** BEGIN Exercise materials **
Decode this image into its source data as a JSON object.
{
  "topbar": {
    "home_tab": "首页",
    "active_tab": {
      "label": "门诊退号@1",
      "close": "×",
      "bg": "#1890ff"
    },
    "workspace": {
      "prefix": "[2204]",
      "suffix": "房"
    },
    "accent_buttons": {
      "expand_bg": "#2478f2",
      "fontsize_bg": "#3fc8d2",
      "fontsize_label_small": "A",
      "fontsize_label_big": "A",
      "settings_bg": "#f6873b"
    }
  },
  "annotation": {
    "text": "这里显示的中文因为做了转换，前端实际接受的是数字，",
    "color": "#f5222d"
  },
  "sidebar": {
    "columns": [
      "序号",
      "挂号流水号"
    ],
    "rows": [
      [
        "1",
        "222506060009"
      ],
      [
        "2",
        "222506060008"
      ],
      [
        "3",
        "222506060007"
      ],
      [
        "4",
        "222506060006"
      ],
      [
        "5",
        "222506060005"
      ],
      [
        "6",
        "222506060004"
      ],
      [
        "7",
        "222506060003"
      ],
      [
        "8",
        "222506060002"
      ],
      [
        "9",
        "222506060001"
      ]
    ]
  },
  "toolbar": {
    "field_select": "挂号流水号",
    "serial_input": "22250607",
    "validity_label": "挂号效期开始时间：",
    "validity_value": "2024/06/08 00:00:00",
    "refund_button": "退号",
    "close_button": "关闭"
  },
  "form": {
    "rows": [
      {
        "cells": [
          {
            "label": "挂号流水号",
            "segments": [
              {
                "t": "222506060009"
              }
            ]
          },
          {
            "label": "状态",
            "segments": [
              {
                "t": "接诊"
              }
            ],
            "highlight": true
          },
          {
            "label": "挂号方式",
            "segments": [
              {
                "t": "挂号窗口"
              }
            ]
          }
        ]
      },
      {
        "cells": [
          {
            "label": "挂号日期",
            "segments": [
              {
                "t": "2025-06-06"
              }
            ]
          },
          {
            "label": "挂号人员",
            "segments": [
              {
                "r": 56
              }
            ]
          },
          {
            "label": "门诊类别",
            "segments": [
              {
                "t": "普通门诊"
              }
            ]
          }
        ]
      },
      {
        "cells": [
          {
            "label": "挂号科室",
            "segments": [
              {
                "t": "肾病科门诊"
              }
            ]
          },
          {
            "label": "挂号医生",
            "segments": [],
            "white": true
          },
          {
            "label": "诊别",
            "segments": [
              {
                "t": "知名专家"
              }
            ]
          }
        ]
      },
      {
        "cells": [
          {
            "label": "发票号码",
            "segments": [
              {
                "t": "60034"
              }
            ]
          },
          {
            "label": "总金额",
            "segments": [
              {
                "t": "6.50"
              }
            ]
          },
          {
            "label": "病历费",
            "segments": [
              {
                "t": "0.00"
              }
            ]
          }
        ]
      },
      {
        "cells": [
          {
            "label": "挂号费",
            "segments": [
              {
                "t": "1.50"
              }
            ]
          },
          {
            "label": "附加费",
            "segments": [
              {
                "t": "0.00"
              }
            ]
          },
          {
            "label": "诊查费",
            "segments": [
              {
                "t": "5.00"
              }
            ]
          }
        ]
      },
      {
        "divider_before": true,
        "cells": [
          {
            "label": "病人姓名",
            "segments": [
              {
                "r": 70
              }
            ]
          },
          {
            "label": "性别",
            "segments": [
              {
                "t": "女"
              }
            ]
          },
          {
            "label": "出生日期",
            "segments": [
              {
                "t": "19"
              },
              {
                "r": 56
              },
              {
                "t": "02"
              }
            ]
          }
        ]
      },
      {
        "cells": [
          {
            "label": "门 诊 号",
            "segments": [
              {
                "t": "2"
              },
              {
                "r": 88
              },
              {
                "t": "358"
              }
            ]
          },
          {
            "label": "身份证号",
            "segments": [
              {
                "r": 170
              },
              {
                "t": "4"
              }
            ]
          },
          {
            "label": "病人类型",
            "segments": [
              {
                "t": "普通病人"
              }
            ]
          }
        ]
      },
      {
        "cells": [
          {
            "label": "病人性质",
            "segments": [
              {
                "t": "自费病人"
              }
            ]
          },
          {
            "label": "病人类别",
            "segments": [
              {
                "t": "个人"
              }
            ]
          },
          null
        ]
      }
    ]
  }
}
** END Exercise materials **
Stated problem - Extract each line from the entries above that contains the string "挂号流水号".

Worked solution -
      "挂号流水号"
    "field_select": "挂号流水号",
            "label": "挂号流水号",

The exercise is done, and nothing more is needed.